# start of SUPPLIED DATA

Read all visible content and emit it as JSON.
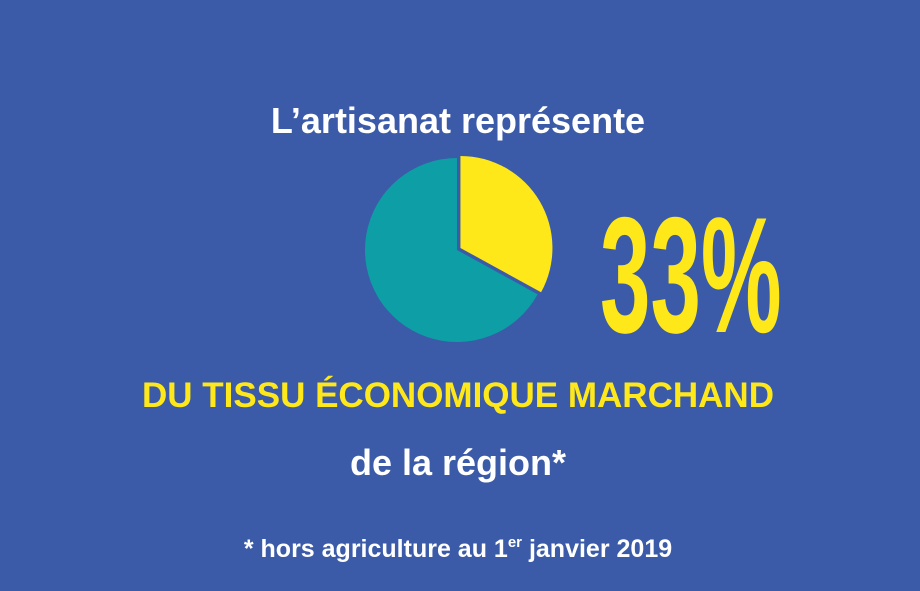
{
  "chart_data": {
    "type": "pie",
    "title": "L’artisanat représente",
    "values": [
      33,
      67
    ],
    "value_labels": [
      "33%",
      null
    ],
    "colors": [
      "#ffe81a",
      "#0e9ea6"
    ],
    "subtitle": "DU TISSU ÉCONOMIQUE MARCHAND",
    "subtitle_2": "de la région*",
    "footnote": {
      "before": "* hors agriculture au 1",
      "superscript": "er",
      "after": " janvier 2019"
    }
  }
}
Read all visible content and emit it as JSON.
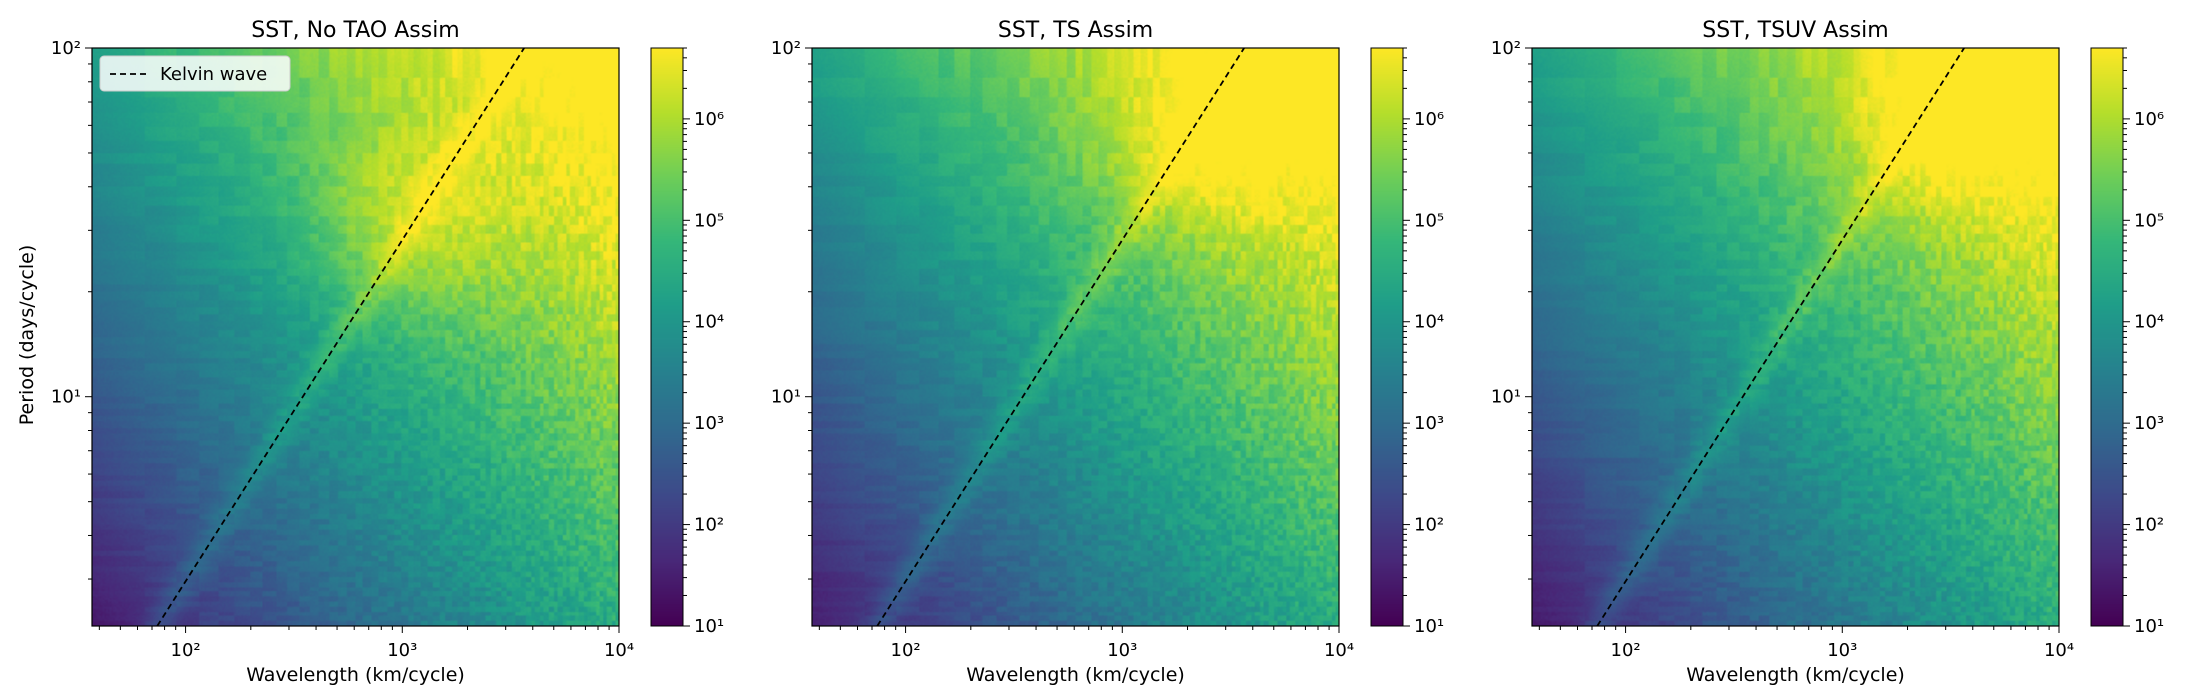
{
  "figure": {
    "ylabel": "Period (days/cycle)",
    "xlabel": "Wavelength (km/cycle)"
  },
  "colormap": {
    "name": "viridis",
    "stops": [
      "#440154",
      "#482878",
      "#3e4989",
      "#31688e",
      "#26828e",
      "#1f9e89",
      "#35b779",
      "#6ece58",
      "#b5de2b",
      "#fde725"
    ]
  },
  "chart_data": [
    {
      "type": "heatmap",
      "title": "SST, No TAO Assim",
      "xlabel": "Wavelength (km/cycle)",
      "ylabel": "Period (days/cycle)",
      "x_scale": "log",
      "y_scale": "log",
      "xlim": [
        37,
        10000
      ],
      "ylim": [
        2.2,
        100
      ],
      "x_ticks": [
        {
          "value": 100,
          "label": "10²"
        },
        {
          "value": 1000,
          "label": "10³"
        },
        {
          "value": 10000,
          "label": "10⁴"
        }
      ],
      "y_ticks": [
        {
          "value": 10,
          "label": "10¹"
        },
        {
          "value": 100,
          "label": "10²"
        }
      ],
      "colorbar": {
        "scale": "log",
        "range": [
          10,
          5000000
        ],
        "ticks": [
          {
            "value": 10,
            "label": "10¹"
          },
          {
            "value": 100,
            "label": "10²"
          },
          {
            "value": 1000,
            "label": "10³"
          },
          {
            "value": 10000,
            "label": "10⁴"
          },
          {
            "value": 100000,
            "label": "10⁵"
          },
          {
            "value": 1000000,
            "label": "10⁶"
          }
        ]
      },
      "legend": {
        "position": "top-left",
        "entries": [
          {
            "label": "Kelvin wave",
            "style": "dashed",
            "color": "#000000"
          }
        ]
      },
      "kelvin_wave": {
        "x": [
          74,
          3650
        ],
        "y": [
          2.2,
          100
        ]
      },
      "power_peak": {
        "wavelength": 1050,
        "period": 32,
        "log10_power": 6.8
      }
    },
    {
      "type": "heatmap",
      "title": "SST, TS Assim",
      "xlabel": "Wavelength (km/cycle)",
      "x_scale": "log",
      "y_scale": "log",
      "xlim": [
        37,
        10000
      ],
      "ylim": [
        2.2,
        100
      ],
      "x_ticks": [
        {
          "value": 100,
          "label": "10²"
        },
        {
          "value": 1000,
          "label": "10³"
        },
        {
          "value": 10000,
          "label": "10⁴"
        }
      ],
      "y_ticks": [
        {
          "value": 10,
          "label": "10¹"
        },
        {
          "value": 100,
          "label": "10²"
        }
      ],
      "colorbar": {
        "scale": "log",
        "range": [
          10,
          5000000
        ],
        "ticks": [
          {
            "value": 10,
            "label": "10¹"
          },
          {
            "value": 100,
            "label": "10²"
          },
          {
            "value": 1000,
            "label": "10³"
          },
          {
            "value": 10000,
            "label": "10⁴"
          },
          {
            "value": 100000,
            "label": "10⁵"
          },
          {
            "value": 1000000,
            "label": "10⁶"
          }
        ]
      },
      "kelvin_wave": {
        "x": [
          74,
          3650
        ],
        "y": [
          2.2,
          100
        ]
      },
      "power_peak": {
        "wavelength": 2500,
        "period": 55,
        "log10_power": 6.7
      }
    },
    {
      "type": "heatmap",
      "title": "SST, TSUV Assim",
      "xlabel": "Wavelength (km/cycle)",
      "x_scale": "log",
      "y_scale": "log",
      "xlim": [
        37,
        10000
      ],
      "ylim": [
        2.2,
        100
      ],
      "x_ticks": [
        {
          "value": 100,
          "label": "10²"
        },
        {
          "value": 1000,
          "label": "10³"
        },
        {
          "value": 10000,
          "label": "10⁴"
        }
      ],
      "y_ticks": [
        {
          "value": 10,
          "label": "10¹"
        },
        {
          "value": 100,
          "label": "10²"
        }
      ],
      "colorbar": {
        "scale": "log",
        "range": [
          10,
          5000000
        ],
        "ticks": [
          {
            "value": 10,
            "label": "10¹"
          },
          {
            "value": 100,
            "label": "10²"
          },
          {
            "value": 1000,
            "label": "10³"
          },
          {
            "value": 10000,
            "label": "10⁴"
          },
          {
            "value": 100000,
            "label": "10⁵"
          },
          {
            "value": 1000000,
            "label": "10⁶"
          }
        ]
      },
      "kelvin_wave": {
        "x": [
          74,
          3650
        ],
        "y": [
          2.2,
          100
        ]
      },
      "power_peak": {
        "wavelength": 3000,
        "period": 60,
        "log10_power": 6.7
      }
    }
  ]
}
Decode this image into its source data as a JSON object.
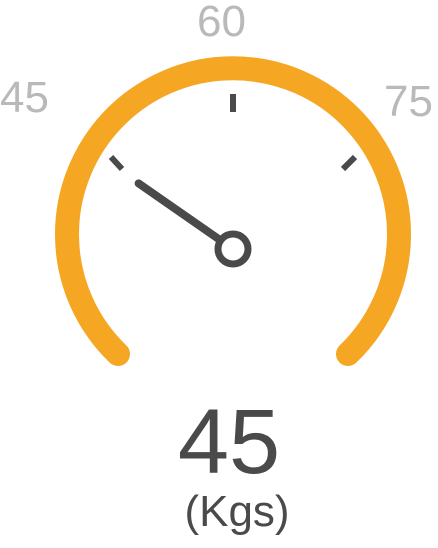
{
  "gauge": {
    "min": 45,
    "max": 75,
    "value": 45,
    "unit": "(Kgs)",
    "display_value": "45",
    "labels": {
      "min": "45",
      "mid": "60",
      "max": "75"
    },
    "colors": {
      "arc": "#F5A623",
      "needle": "#4A4A4A",
      "labels": "#B9B9B9",
      "value_text": "#4A4A4A"
    }
  }
}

# end of SUPPLIED DATA

### [TASK DETAILS]
Restate every record exactly, please; do not copy the pictures.

### [FULL RESPONSE]
Read all visible content and emit it as JSON.
{
  "chart_data": {
    "type": "pie",
    "title": "L’artisanat représente",
    "values": [
      33,
      67
    ],
    "value_labels": [
      "33%",
      null
    ],
    "colors": [
      "#ffe81a",
      "#0e9ea6"
    ],
    "subtitle": "DU TISSU ÉCONOMIQUE MARCHAND",
    "subtitle_2": "de la région*",
    "footnote": {
      "before": "* hors agriculture au 1",
      "superscript": "er",
      "after": " janvier 2019"
    }
  }
}
Read all visible content and emit it as JSON.
{
  "figure": {
    "ylabel": "Period (days/cycle)",
    "xlabel": "Wavelength (km/cycle)"
  },
  "colormap": {
    "name": "viridis",
    "stops": [
      "#440154",
      "#482878",
      "#3e4989",
      "#31688e",
      "#26828e",
      "#1f9e89",
      "#35b779",
      "#6ece58",
      "#b5de2b",
      "#fde725"
    ]
  },
  "chart_data": [
    {
      "type": "heatmap",
      "title": "SST, No TAO Assim",
      "xlabel": "Wavelength (km/cycle)",
      "ylabel": "Period (days/cycle)",
      "x_scale": "log",
      "y_scale": "log",
      "xlim": [
        37,
        10000
      ],
      "ylim": [
        2.2,
        100
      ],
      "x_ticks": [
        {
          "value": 100,
          "label": "10²"
        },
        {
          "value": 1000,
          "label": "10³"
        },
        {
          "value": 10000,
          "label": "10⁴"
        }
      ],
      "y_ticks": [
        {
          "value": 10,
          "label": "10¹"
        },
        {
          "value": 100,
          "label": "10²"
        }
      ],
      "colorbar": {
        "scale": "log",
        "range": [
          10,
          5000000
        ],
        "ticks": [
          {
            "value": 10,
            "label": "10¹"
          },
          {
            "value": 100,
            "label": "10²"
          },
          {
            "value": 1000,
            "label": "10³"
          },
          {
            "value": 10000,
            "label": "10⁴"
          },
          {
            "value": 100000,
            "label": "10⁵"
          },
          {
            "value": 1000000,
            "label": "10⁶"
          }
        ]
      },
      "legend": {
        "position": "top-left",
        "entries": [
          {
            "label": "Kelvin wave",
            "style": "dashed",
            "color": "#000000"
          }
        ]
      },
      "kelvin_wave": {
        "x": [
          74,
          3650
        ],
        "y": [
          2.2,
          100
        ]
      },
      "power_peak": {
        "wavelength": 1050,
        "period": 32,
        "log10_power": 6.8
      }
    },
    {
      "type": "heatmap",
      "title": "SST, TS Assim",
      "xlabel": "Wavelength (km/cycle)",
      "x_scale": "log",
      "y_scale": "log",
      "xlim": [
        37,
        10000
      ],
      "ylim": [
        2.2,
        100
      ],
      "x_ticks": [
        {
          "value": 100,
          "label": "10²"
        },
        {
          "value": 1000,
          "label": "10³"
        },
        {
          "value": 10000,
          "label": "10⁴"
        }
      ],
      "y_ticks": [
        {
          "value": 10,
          "label": "10¹"
        },
        {
          "value": 100,
          "label": "10²"
        }
      ],
      "colorbar": {
        "scale": "log",
        "range": [
          10,
          5000000
        ],
        "ticks": [
          {
            "value": 10,
            "label": "10¹"
          },
          {
            "value": 100,
            "label": "10²"
          },
          {
            "value": 1000,
            "label": "10³"
          },
          {
            "value": 10000,
            "label": "10⁴"
          },
          {
            "value": 100000,
            "label": "10⁵"
          },
          {
            "value": 1000000,
            "label": "10⁶"
          }
        ]
      },
      "kelvin_wave": {
        "x": [
          74,
          3650
        ],
        "y": [
          2.2,
          100
        ]
      },
      "power_peak": {
        "wavelength": 2500,
        "period": 55,
        "log10_power": 6.7
      }
    },
    {
      "type": "heatmap",
      "title": "SST, TSUV Assim",
      "xlabel": "Wavelength (km/cycle)",
      "x_scale": "log",
      "y_scale": "log",
      "xlim": [
        37,
        10000
      ],
      "ylim": [
        2.2,
        100
      ],
      "x_ticks": [
        {
          "value": 100,
          "label": "10²"
        },
        {
          "value": 1000,
          "label": "10³"
        },
        {
          "value": 10000,
          "label": "10⁴"
        }
      ],
      "y_ticks": [
        {
          "value": 10,
          "label": "10¹"
        },
        {
          "value": 100,
          "label": "10²"
        }
      ],
      "colorbar": {
        "scale": "log",
        "range": [
          10,
          5000000
        ],
        "ticks": [
          {
            "value": 10,
            "label": "10¹"
          },
          {
            "value": 100,
            "label": "10²"
          },
          {
            "value": 1000,
            "label": "10³"
          },
          {
            "value": 10000,
            "label": "10⁴"
          },
          {
            "value": 100000,
            "label": "10⁵"
          },
          {
            "value": 1000000,
            "label": "10⁶"
          }
        ]
      },
      "kelvin_wave": {
        "x": [
          74,
          3650
        ],
        "y": [
          2.2,
          100
        ]
      },
      "power_peak": {
        "wavelength": 3000,
        "period": 60,
        "log10_power": 6.7
      }
    }
  ]
}
Decode this image into its source data as a JSON object.
{
  "gauge": {
    "min": 45,
    "max": 75,
    "value": 45,
    "unit": "(Kgs)",
    "display_value": "45",
    "labels": {
      "min": "45",
      "mid": "60",
      "max": "75"
    },
    "colors": {
      "arc": "#F5A623",
      "needle": "#4A4A4A",
      "labels": "#B9B9B9",
      "value_text": "#4A4A4A"
    }
  }
}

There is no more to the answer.